Short task:
Reproduce each line from the records that holds "balance".

(Some records)
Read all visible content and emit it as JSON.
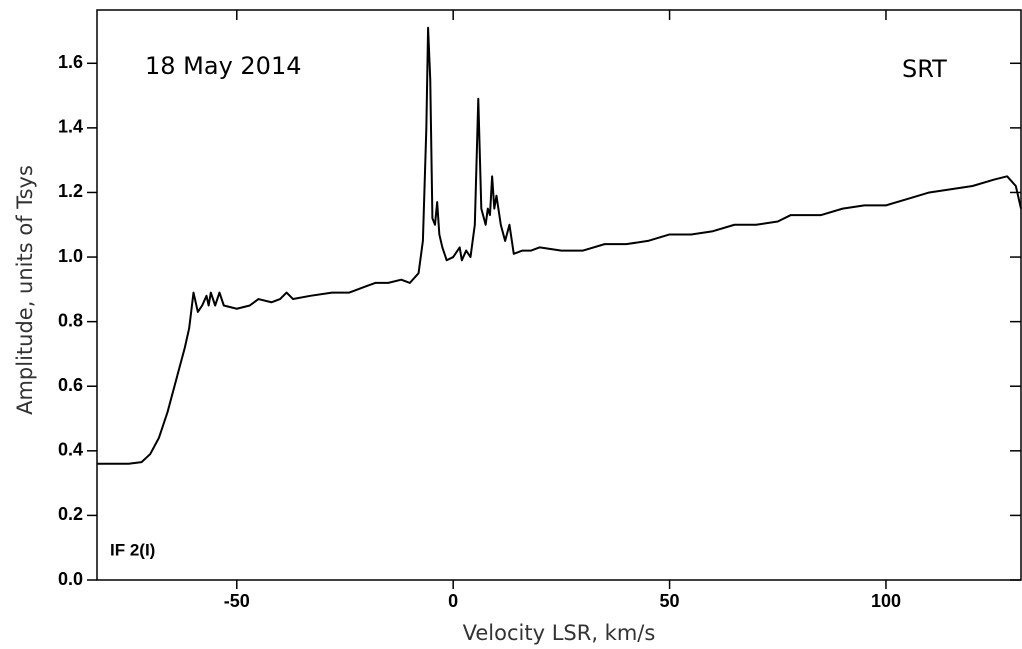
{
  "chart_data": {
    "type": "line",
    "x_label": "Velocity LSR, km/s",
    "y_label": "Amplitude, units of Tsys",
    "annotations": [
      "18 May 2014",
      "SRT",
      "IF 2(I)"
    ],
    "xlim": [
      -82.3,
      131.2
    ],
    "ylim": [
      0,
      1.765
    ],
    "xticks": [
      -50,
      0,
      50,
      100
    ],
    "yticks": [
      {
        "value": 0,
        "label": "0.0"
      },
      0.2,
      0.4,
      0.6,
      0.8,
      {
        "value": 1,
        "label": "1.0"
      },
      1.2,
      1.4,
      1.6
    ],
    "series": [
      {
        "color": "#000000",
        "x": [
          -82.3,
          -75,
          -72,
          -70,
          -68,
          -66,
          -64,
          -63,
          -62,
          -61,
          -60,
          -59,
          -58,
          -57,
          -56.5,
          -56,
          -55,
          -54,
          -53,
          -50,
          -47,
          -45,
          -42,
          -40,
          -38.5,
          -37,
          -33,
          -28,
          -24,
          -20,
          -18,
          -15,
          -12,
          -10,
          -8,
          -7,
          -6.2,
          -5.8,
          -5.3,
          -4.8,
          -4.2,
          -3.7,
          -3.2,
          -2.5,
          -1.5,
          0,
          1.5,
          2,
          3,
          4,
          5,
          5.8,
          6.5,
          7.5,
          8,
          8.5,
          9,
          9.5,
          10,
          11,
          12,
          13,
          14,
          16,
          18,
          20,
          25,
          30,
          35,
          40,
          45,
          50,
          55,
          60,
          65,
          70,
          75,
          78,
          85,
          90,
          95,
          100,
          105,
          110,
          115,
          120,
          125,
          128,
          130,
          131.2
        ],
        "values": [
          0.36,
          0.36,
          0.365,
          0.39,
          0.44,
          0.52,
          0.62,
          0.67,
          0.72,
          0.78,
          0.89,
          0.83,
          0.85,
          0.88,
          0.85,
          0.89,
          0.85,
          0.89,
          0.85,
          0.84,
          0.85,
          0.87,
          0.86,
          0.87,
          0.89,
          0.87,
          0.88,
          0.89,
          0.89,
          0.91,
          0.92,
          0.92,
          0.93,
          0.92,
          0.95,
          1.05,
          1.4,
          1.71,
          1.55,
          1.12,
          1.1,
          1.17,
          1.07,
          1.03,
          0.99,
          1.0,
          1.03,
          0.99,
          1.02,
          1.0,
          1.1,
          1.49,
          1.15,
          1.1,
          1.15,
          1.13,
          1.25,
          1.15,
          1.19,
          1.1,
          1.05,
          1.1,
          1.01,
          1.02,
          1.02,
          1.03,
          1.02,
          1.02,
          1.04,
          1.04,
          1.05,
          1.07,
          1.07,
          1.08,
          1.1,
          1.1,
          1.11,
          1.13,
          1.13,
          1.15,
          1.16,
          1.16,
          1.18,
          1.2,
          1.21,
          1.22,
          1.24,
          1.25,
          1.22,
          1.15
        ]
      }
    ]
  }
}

==

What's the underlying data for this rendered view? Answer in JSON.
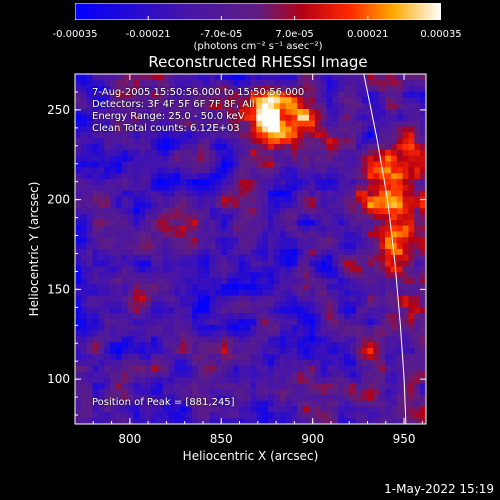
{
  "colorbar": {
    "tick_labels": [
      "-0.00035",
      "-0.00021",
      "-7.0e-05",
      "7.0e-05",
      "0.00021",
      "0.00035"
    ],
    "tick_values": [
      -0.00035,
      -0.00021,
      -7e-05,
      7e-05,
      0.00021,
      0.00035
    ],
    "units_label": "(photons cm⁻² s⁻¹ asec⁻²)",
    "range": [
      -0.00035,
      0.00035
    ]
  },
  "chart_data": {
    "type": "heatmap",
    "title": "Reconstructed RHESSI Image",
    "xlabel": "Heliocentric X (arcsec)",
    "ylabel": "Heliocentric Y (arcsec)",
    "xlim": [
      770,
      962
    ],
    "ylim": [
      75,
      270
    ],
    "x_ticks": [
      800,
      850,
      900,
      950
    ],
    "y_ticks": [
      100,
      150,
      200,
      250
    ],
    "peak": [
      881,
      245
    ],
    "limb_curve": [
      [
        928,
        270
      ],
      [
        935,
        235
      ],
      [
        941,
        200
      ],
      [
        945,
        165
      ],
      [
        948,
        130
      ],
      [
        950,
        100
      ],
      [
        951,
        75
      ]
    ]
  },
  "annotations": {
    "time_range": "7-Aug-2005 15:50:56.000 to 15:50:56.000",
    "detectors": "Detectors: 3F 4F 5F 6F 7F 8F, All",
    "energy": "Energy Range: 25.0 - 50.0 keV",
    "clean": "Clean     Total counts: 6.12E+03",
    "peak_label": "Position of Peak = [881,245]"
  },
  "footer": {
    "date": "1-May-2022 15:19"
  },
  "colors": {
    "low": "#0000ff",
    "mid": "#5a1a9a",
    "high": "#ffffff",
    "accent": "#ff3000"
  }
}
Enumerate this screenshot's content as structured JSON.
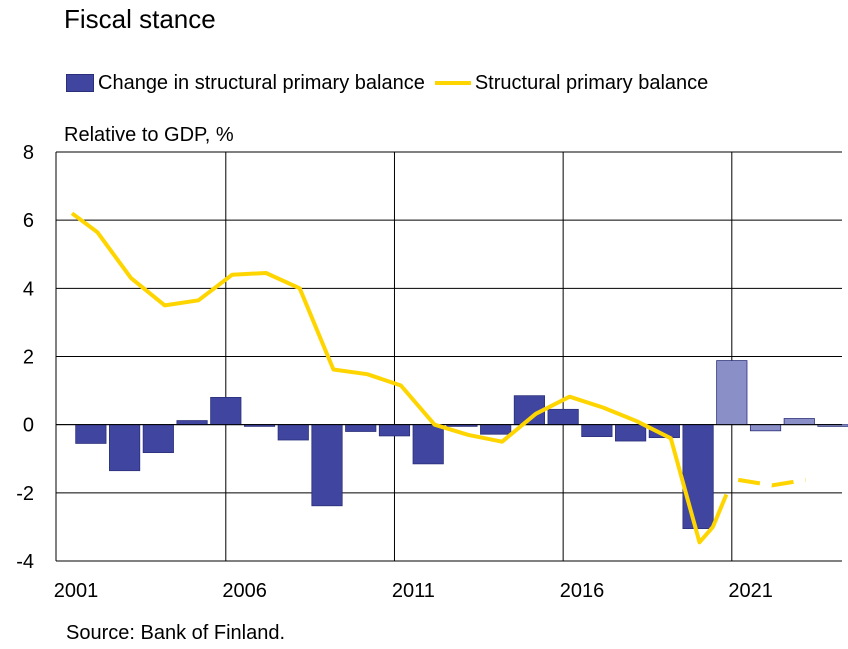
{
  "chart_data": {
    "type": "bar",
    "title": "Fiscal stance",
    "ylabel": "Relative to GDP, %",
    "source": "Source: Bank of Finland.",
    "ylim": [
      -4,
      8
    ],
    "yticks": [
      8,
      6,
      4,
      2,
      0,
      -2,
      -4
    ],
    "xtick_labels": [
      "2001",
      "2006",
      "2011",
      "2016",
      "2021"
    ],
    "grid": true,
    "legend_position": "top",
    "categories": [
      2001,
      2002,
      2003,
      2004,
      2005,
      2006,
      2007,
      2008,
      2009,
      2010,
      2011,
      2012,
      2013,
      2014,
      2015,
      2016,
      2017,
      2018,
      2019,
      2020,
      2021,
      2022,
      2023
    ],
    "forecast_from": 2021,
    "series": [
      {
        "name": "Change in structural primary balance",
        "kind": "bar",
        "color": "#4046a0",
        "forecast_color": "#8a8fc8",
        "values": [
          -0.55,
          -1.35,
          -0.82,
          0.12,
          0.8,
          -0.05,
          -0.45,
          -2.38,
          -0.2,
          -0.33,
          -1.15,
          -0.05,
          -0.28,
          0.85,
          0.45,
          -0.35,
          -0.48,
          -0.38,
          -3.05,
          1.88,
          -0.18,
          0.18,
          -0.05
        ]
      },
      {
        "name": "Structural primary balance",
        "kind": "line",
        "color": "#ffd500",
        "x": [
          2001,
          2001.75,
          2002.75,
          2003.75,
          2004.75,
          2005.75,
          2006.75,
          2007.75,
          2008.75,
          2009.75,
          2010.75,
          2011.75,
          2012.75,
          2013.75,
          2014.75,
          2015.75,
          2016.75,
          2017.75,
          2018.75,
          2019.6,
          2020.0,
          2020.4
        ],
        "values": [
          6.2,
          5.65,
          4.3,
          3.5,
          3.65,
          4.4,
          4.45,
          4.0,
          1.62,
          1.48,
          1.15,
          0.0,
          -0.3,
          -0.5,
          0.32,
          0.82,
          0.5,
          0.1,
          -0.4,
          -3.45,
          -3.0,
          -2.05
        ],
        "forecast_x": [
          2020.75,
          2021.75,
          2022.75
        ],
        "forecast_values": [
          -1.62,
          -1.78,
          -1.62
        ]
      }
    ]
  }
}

--

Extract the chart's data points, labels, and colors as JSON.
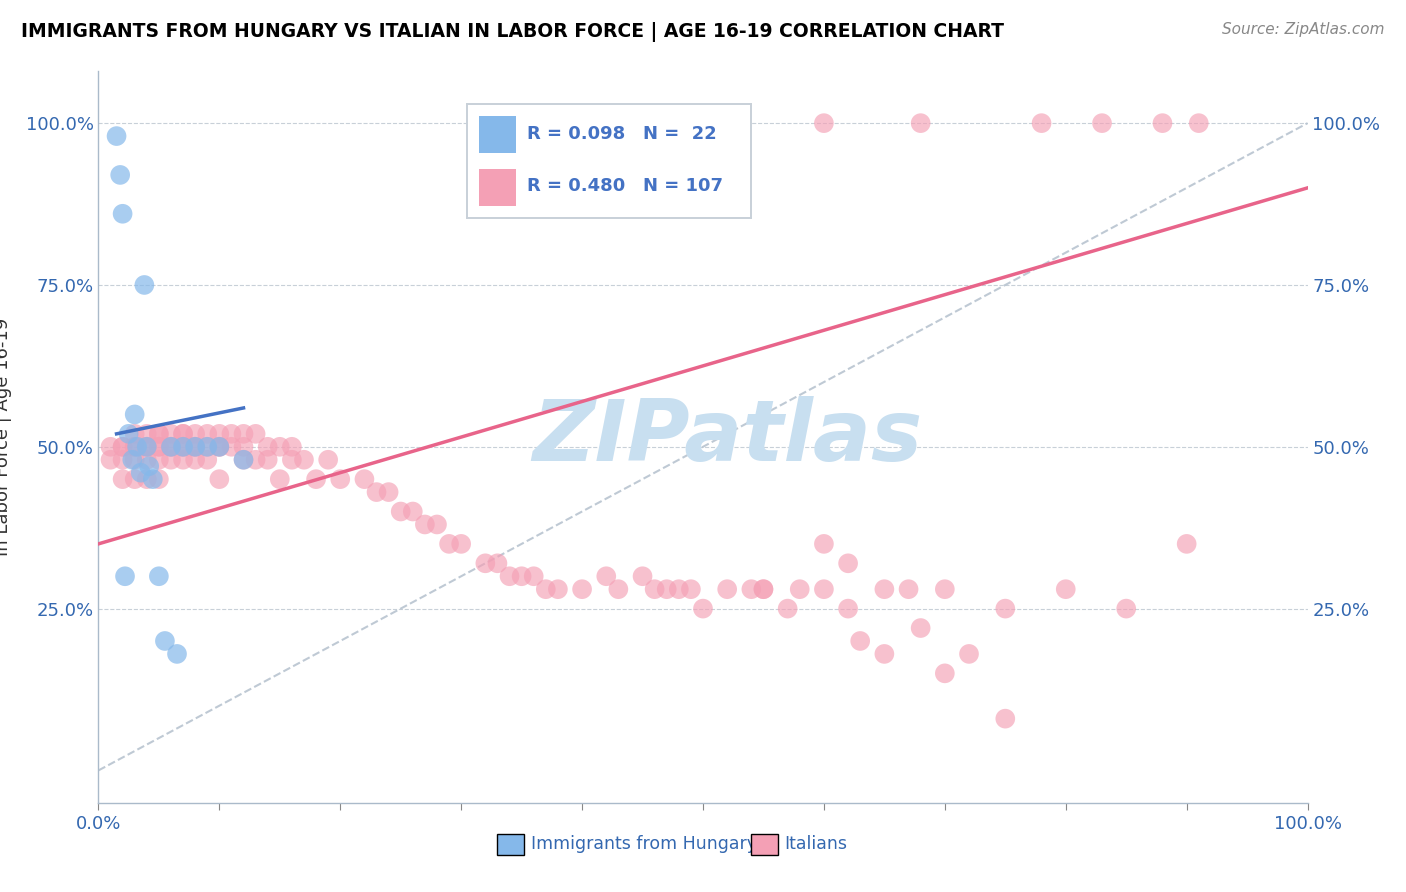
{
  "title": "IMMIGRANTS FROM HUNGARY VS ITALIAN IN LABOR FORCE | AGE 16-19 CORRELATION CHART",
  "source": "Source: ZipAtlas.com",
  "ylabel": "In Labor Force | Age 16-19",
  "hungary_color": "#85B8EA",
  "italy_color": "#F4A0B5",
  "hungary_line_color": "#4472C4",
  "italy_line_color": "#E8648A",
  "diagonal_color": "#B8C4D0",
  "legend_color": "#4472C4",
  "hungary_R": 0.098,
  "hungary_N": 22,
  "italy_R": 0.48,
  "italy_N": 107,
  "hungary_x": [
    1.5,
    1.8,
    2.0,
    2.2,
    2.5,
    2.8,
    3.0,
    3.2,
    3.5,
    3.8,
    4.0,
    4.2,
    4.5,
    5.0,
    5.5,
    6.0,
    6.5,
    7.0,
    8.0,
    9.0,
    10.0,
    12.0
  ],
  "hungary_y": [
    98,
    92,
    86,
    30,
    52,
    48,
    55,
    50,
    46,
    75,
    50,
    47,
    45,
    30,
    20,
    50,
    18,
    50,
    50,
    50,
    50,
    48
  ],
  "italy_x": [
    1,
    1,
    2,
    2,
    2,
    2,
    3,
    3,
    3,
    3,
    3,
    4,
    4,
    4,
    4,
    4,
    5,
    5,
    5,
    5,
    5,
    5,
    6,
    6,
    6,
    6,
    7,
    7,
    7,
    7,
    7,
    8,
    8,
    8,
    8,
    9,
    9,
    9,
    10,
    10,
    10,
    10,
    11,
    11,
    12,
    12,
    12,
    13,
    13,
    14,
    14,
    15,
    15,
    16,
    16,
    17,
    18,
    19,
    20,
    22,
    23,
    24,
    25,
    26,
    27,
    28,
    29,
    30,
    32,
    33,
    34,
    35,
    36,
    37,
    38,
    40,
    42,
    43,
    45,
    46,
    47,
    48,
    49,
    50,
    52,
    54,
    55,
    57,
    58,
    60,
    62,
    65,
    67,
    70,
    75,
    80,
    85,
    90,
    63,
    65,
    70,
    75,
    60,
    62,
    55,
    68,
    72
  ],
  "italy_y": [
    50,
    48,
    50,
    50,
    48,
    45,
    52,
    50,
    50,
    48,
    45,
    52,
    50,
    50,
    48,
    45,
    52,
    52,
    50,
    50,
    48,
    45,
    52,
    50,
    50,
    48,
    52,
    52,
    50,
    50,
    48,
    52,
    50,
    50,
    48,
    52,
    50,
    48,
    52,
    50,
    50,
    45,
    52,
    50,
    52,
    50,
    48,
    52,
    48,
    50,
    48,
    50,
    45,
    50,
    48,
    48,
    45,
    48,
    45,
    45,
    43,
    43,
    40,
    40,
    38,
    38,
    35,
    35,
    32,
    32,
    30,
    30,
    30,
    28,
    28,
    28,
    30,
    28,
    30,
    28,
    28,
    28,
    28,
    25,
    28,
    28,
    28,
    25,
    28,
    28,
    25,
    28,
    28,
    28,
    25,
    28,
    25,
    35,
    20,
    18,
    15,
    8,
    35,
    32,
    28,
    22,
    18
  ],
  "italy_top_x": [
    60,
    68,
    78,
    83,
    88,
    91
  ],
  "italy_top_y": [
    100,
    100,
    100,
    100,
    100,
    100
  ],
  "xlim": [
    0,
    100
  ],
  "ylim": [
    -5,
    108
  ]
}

Written reply:
        "name": "Change in structural primary balance",
        "name": "Structural primary balance",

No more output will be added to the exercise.